▶ Extract
▬▬▬▬▬▬

# Fundamentals of Transportation/Route Choice/Background

Some additional topics in Route Choice:

## Integrating travel choices[edit]

The urban transportation planning model evolved as a set of steps to be followed and models evolved for use in each step. Sometimes there were steps within steps, as was the case for the first statement of the Lowry model. In some cases, it has been noted that steps can be integrated. More generally, the steps abstract from decisions that may be made simultaneously and it would be desirable to better replicate that in the analysis.

Disaggregate demand models were first developed to treat the mode choice problem. That problem assumes that one has decided to take a trip, where that trip will go, and at what time the trip will be made. They have been used to treat the implied broader context. Typically, a nested model will be developed, say, starting with the probability of a trip being made, then examining the choice among places, and then mode choice. The time of travel is a bit harder to treat.

▬▬▬▬▬▬

▶ Raw data

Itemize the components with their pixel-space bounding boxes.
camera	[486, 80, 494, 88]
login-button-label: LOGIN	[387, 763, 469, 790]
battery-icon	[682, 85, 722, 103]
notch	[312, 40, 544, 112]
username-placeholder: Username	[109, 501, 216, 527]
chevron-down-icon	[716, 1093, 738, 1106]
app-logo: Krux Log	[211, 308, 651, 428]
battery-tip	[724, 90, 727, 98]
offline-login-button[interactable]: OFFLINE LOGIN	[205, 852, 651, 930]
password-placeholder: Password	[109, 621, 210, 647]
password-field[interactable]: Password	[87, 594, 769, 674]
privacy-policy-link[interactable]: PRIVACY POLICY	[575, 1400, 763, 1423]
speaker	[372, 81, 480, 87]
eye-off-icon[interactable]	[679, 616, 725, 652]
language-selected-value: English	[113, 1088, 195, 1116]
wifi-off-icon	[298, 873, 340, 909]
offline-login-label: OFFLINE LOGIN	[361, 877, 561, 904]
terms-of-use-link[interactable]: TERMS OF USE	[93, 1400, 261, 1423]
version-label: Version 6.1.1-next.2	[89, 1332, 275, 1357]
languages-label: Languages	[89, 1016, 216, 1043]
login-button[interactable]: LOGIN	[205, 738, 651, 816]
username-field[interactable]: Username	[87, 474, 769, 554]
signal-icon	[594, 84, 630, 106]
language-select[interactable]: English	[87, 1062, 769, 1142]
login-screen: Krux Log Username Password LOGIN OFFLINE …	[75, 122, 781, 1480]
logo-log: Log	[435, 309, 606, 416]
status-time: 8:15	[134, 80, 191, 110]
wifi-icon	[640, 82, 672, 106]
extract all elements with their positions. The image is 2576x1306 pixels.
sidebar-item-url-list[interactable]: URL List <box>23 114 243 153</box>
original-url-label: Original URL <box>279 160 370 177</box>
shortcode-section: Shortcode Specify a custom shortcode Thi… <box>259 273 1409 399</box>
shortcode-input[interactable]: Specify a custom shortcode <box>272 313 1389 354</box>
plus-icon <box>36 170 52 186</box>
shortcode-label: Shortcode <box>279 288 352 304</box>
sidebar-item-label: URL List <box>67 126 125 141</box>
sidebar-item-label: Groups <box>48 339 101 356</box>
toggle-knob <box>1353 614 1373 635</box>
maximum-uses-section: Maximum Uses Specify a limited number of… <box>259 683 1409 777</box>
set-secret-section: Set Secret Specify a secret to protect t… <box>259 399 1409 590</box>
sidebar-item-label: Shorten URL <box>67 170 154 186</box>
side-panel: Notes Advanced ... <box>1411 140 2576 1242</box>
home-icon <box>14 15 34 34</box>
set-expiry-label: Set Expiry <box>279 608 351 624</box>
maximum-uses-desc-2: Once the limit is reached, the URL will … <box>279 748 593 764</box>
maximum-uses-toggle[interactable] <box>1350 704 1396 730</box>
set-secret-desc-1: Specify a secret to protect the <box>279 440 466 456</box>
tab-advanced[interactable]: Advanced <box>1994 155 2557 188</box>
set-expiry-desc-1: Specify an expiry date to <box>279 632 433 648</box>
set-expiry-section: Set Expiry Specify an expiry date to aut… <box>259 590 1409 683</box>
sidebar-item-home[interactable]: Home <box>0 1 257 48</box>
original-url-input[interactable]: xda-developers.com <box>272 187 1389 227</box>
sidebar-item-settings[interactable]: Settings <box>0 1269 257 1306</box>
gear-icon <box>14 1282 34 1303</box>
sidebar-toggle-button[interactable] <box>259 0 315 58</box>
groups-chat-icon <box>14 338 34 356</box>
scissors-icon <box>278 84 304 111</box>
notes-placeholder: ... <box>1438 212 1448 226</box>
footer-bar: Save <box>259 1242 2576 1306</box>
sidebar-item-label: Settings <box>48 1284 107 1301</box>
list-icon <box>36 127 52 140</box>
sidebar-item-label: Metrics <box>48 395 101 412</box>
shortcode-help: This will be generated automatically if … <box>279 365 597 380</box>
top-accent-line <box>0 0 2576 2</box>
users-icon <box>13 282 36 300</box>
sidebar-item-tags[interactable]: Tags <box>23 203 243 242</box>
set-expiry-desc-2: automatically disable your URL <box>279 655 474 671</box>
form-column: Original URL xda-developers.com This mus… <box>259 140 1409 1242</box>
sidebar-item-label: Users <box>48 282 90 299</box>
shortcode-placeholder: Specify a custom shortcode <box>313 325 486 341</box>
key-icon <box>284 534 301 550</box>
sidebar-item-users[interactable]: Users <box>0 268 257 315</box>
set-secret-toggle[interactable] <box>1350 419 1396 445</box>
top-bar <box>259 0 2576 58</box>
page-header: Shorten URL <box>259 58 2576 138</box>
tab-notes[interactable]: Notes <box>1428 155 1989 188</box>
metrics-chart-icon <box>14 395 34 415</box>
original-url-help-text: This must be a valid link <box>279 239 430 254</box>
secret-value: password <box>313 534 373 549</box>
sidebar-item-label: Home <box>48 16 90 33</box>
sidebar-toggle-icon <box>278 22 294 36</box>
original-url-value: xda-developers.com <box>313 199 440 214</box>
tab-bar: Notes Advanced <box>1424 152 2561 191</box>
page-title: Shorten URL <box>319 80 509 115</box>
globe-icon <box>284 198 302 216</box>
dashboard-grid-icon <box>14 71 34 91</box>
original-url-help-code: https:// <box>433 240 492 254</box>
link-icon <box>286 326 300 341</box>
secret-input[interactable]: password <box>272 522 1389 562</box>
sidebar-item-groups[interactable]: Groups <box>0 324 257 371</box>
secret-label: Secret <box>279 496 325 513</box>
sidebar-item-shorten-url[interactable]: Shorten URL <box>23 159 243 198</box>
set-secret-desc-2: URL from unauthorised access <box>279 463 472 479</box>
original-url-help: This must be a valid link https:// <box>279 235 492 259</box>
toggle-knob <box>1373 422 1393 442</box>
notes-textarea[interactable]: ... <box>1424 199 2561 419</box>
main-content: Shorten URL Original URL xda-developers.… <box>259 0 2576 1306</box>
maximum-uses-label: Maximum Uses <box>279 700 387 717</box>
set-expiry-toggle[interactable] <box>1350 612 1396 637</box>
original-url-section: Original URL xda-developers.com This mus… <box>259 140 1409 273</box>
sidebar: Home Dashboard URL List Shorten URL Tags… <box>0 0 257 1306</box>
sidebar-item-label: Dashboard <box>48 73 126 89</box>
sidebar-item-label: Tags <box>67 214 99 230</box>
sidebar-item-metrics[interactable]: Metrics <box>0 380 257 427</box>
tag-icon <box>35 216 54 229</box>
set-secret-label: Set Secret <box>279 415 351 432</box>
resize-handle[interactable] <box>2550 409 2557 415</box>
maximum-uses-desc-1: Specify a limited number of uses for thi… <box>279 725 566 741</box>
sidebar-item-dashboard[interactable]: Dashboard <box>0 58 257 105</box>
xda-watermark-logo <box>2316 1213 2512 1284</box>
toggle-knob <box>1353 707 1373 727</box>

▬▬▬▬▬▬

Quote the entire route choice text word for word. The listing was taken from a separate source and is unrelated to the text on route choice.

▶ Exercise solution
# Fundamentals of Transportation/Route Choice/Background

Some additional topics in Route Choice:

## Integrating travel choices[edit]

The urban transportation planning model evolved as a set of steps to be followed and models evolved for use in each step. Sometimes there were steps within steps, as was the case for the first statement of the Lowry model. In some cases, it has been noted that steps can be integrated. More generally, the steps abstract from decisions that may be made simultaneously and it would be desirable to better replicate that in the analysis.

Disaggregate demand models were first developed to treat the mode choice problem. That problem assumes that one has decided to take a trip, where that trip will go, and at what time the trip will be made. They have been used to treat the implied broader context. Typically, a nested model will be developed, say, starting with the probability of a trip being made, then examining the choice among places, and then mode choice. The time of travel is a bit harder to treat.